• [Directive]: All of the records below must be output exactly, with no pictures carried over.

* start Raw records *

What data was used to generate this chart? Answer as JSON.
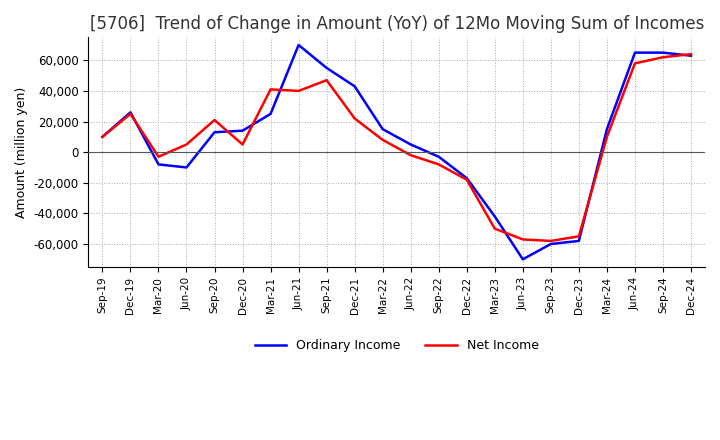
{
  "title": "[5706]  Trend of Change in Amount (YoY) of 12Mo Moving Sum of Incomes",
  "ylabel": "Amount (million yen)",
  "x_labels": [
    "Sep-19",
    "Dec-19",
    "Mar-20",
    "Jun-20",
    "Sep-20",
    "Dec-20",
    "Mar-21",
    "Jun-21",
    "Sep-21",
    "Dec-21",
    "Mar-22",
    "Jun-22",
    "Sep-22",
    "Dec-22",
    "Mar-23",
    "Jun-23",
    "Sep-23",
    "Dec-23",
    "Mar-24",
    "Jun-24",
    "Sep-24",
    "Dec-24"
  ],
  "ordinary_income": [
    10000,
    26000,
    -8000,
    -10000,
    13000,
    14000,
    25000,
    70000,
    55000,
    43000,
    15000,
    5000,
    -3000,
    -17000,
    -42000,
    -70000,
    -60000,
    -58000,
    15000,
    65000,
    65000,
    63000
  ],
  "net_income": [
    10000,
    25000,
    -3000,
    5000,
    21000,
    5000,
    41000,
    40000,
    47000,
    22000,
    8000,
    -2000,
    -8000,
    -18000,
    -50000,
    -57000,
    -58000,
    -55000,
    10000,
    58000,
    62000,
    64000
  ],
  "ordinary_income_color": "#0000ff",
  "net_income_color": "#ff0000",
  "ylim": [
    -75000,
    75000
  ],
  "yticks": [
    -60000,
    -40000,
    -20000,
    0,
    20000,
    40000,
    60000
  ],
  "background_color": "#ffffff",
  "grid_color": "#aaaaaa",
  "title_fontsize": 12,
  "legend_labels": [
    "Ordinary Income",
    "Net Income"
  ]
}
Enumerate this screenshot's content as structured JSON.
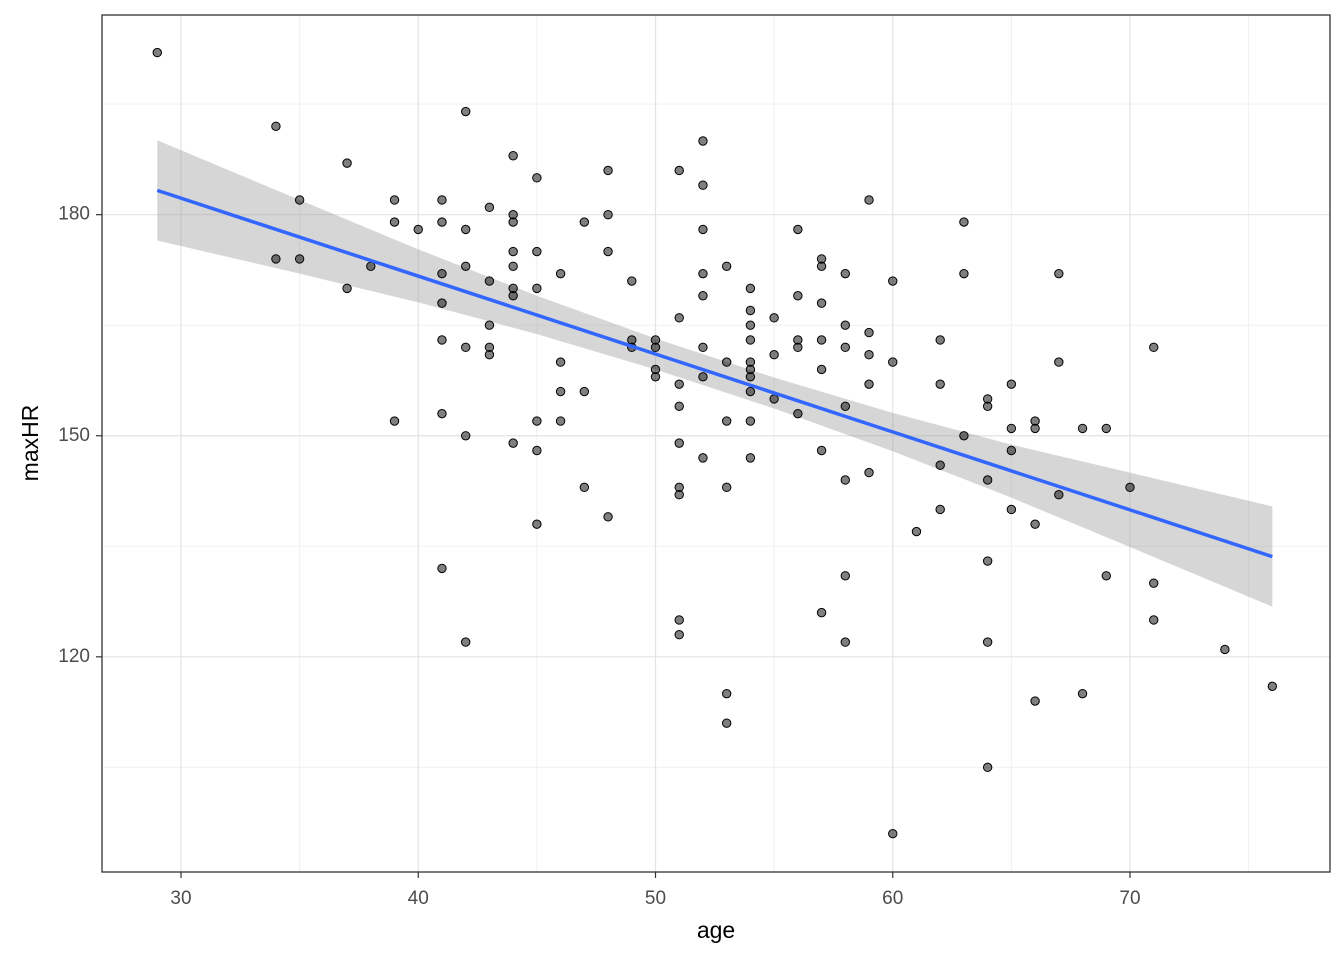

* end Raw records *

• [Task solution]:
What data was used to generate this chart? Answer as JSON.
{
  "title": "[5706]  Trend of Change in Amount (YoY) of 12Mo Moving Sum of Incomes",
  "ylabel": "Amount (million yen)",
  "x_labels": [
    "Sep-19",
    "Dec-19",
    "Mar-20",
    "Jun-20",
    "Sep-20",
    "Dec-20",
    "Mar-21",
    "Jun-21",
    "Sep-21",
    "Dec-21",
    "Mar-22",
    "Jun-22",
    "Sep-22",
    "Dec-22",
    "Mar-23",
    "Jun-23",
    "Sep-23",
    "Dec-23",
    "Mar-24",
    "Jun-24",
    "Sep-24",
    "Dec-24"
  ],
  "ordinary_income": [
    10000,
    26000,
    -8000,
    -10000,
    13000,
    14000,
    25000,
    70000,
    55000,
    43000,
    15000,
    5000,
    -3000,
    -17000,
    -42000,
    -70000,
    -60000,
    -58000,
    15000,
    65000,
    65000,
    63000
  ],
  "net_income": [
    10000,
    25000,
    -3000,
    5000,
    21000,
    5000,
    41000,
    40000,
    47000,
    22000,
    8000,
    -2000,
    -8000,
    -18000,
    -50000,
    -57000,
    -58000,
    -55000,
    10000,
    58000,
    62000,
    64000
  ],
  "ordinary_income_color": "#0000ff",
  "net_income_color": "#ff0000",
  "ylim": [
    -75000,
    75000
  ],
  "yticks": [
    -60000,
    -40000,
    -20000,
    0,
    20000,
    40000,
    60000
  ],
  "background_color": "#ffffff",
  "grid_color": "#aaaaaa",
  "title_fontsize": 12,
  "legend_labels": [
    "Ordinary Income",
    "Net Income"
  ]
}
Enumerate this screenshot's content as structured JSON.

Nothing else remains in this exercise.